----- Dataset entries

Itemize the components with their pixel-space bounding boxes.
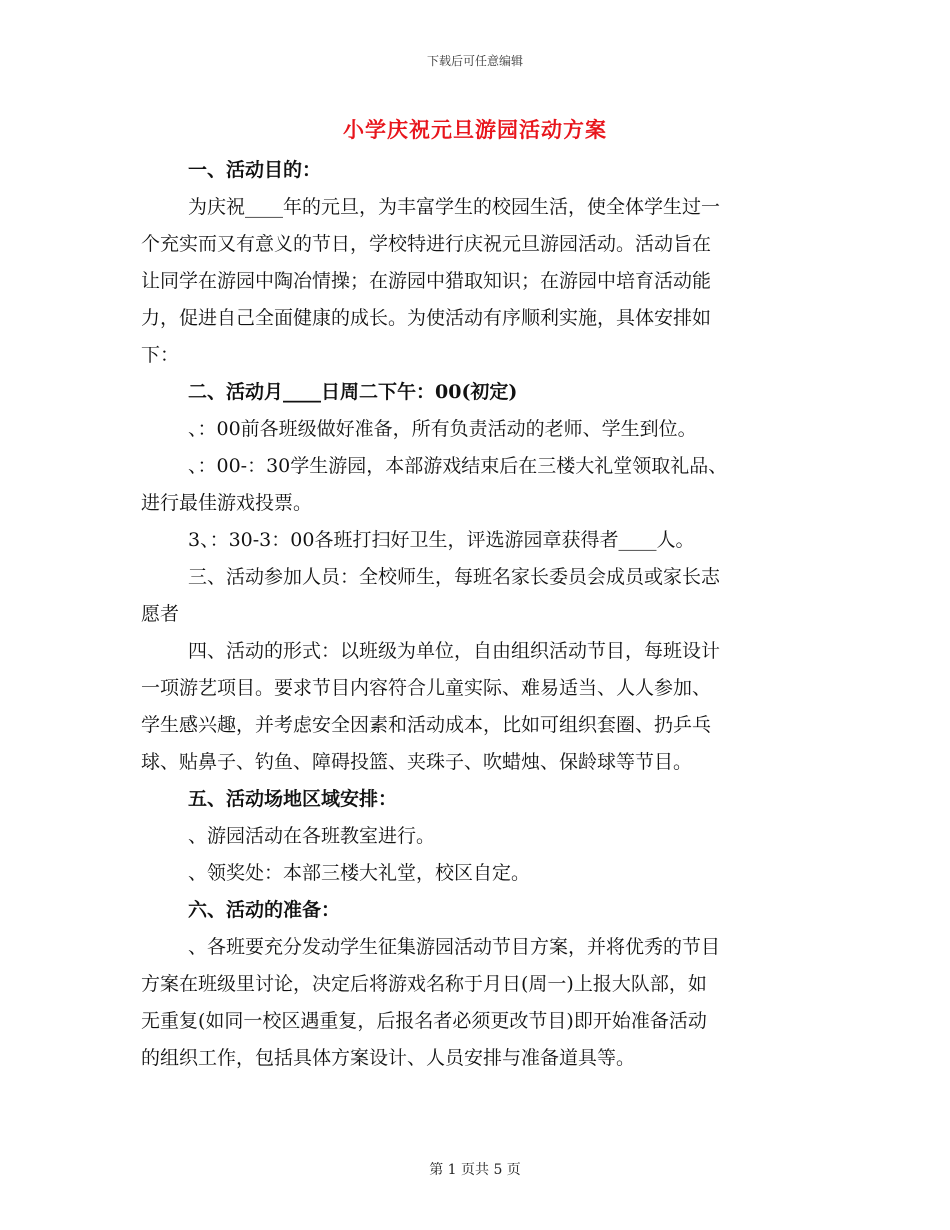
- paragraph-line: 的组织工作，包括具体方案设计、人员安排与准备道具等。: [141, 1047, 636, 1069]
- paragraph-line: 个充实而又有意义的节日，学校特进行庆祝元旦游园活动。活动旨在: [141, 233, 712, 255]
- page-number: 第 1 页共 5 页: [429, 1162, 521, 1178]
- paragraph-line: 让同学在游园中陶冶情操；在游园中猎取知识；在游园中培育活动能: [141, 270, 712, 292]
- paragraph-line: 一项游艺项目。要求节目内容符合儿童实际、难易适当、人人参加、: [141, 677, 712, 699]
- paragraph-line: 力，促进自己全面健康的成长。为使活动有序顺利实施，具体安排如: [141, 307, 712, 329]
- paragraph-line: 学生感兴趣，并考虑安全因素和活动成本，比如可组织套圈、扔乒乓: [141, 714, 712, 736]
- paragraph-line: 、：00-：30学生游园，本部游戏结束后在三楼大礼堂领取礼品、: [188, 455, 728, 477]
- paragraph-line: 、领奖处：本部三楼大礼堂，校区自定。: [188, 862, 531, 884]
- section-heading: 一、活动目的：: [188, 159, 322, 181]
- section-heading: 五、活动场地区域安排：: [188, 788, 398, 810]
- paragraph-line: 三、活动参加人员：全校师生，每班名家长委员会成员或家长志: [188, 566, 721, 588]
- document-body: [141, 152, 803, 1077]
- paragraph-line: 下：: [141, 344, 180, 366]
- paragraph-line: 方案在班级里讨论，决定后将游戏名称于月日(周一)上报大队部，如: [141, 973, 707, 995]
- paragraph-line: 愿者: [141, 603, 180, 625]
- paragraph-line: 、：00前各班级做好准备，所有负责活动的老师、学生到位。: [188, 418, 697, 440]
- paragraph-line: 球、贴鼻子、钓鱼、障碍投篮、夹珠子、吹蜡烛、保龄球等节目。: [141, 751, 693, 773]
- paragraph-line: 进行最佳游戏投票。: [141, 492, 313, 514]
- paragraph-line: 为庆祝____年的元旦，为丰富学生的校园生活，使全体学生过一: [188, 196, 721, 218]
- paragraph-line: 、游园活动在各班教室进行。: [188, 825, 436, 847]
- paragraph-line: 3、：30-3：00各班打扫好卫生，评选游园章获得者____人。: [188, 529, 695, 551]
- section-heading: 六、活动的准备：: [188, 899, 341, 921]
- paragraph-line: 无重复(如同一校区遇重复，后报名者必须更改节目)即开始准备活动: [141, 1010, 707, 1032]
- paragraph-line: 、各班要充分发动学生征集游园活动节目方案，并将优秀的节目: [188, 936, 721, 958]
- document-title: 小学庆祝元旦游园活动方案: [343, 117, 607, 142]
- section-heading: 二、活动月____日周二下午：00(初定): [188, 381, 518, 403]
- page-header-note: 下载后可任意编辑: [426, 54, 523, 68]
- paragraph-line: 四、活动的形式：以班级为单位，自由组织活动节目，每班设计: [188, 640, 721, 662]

----------

--- Goal ---
Reproduce every line of the records above exactly as they appear, but omit the pictures.

--- Full answer ---
Itemize the components with their pixel-space bounding boxes.
- paragraph-line: 的组织工作，包括具体方案设计、人员安排与准备道具等。: [141, 1047, 636, 1069]
- paragraph-line: 个充实而又有意义的节日，学校特进行庆祝元旦游园活动。活动旨在: [141, 233, 712, 255]
- page-number: 第 1 页共 5 页: [429, 1162, 521, 1178]
- paragraph-line: 让同学在游园中陶冶情操；在游园中猎取知识；在游园中培育活动能: [141, 270, 712, 292]
- paragraph-line: 一项游艺项目。要求节目内容符合儿童实际、难易适当、人人参加、: [141, 677, 712, 699]
- paragraph-line: 力，促进自己全面健康的成长。为使活动有序顺利实施，具体安排如: [141, 307, 712, 329]
- paragraph-line: 学生感兴趣，并考虑安全因素和活动成本，比如可组织套圈、扔乒乓: [141, 714, 712, 736]
- paragraph-line: 、：00-：30学生游园，本部游戏结束后在三楼大礼堂领取礼品、: [188, 455, 728, 477]
- paragraph-line: 、领奖处：本部三楼大礼堂，校区自定。: [188, 862, 531, 884]
- section-heading: 一、活动目的：: [188, 159, 322, 181]
- section-heading: 五、活动场地区域安排：: [188, 788, 398, 810]
- paragraph-line: 三、活动参加人员：全校师生，每班名家长委员会成员或家长志: [188, 566, 721, 588]
- document-body: [141, 152, 803, 1077]
- paragraph-line: 下：: [141, 344, 180, 366]
- paragraph-line: 方案在班级里讨论，决定后将游戏名称于月日(周一)上报大队部，如: [141, 973, 707, 995]
- paragraph-line: 愿者: [141, 603, 180, 625]
- paragraph-line: 、：00前各班级做好准备，所有负责活动的老师、学生到位。: [188, 418, 697, 440]
- paragraph-line: 球、贴鼻子、钓鱼、障碍投篮、夹珠子、吹蜡烛、保龄球等节目。: [141, 751, 693, 773]
- paragraph-line: 进行最佳游戏投票。: [141, 492, 313, 514]
- paragraph-line: 为庆祝____年的元旦，为丰富学生的校园生活，使全体学生过一: [188, 196, 721, 218]
- paragraph-line: 、游园活动在各班教室进行。: [188, 825, 436, 847]
- paragraph-line: 3、：30-3：00各班打扫好卫生，评选游园章获得者____人。: [188, 529, 695, 551]
- section-heading: 六、活动的准备：: [188, 899, 341, 921]
- paragraph-line: 无重复(如同一校区遇重复，后报名者必须更改节目)即开始准备活动: [141, 1010, 707, 1032]
- paragraph-line: 、各班要充分发动学生征集游园活动节目方案，并将优秀的节目: [188, 936, 721, 958]
- document-title: 小学庆祝元旦游园活动方案: [343, 117, 607, 142]
- section-heading: 二、活动月____日周二下午：00(初定): [188, 381, 518, 403]
- page-header-note: 下载后可任意编辑: [426, 54, 523, 68]
- paragraph-line: 四、活动的形式：以班级为单位，自由组织活动节目，每班设计: [188, 640, 721, 662]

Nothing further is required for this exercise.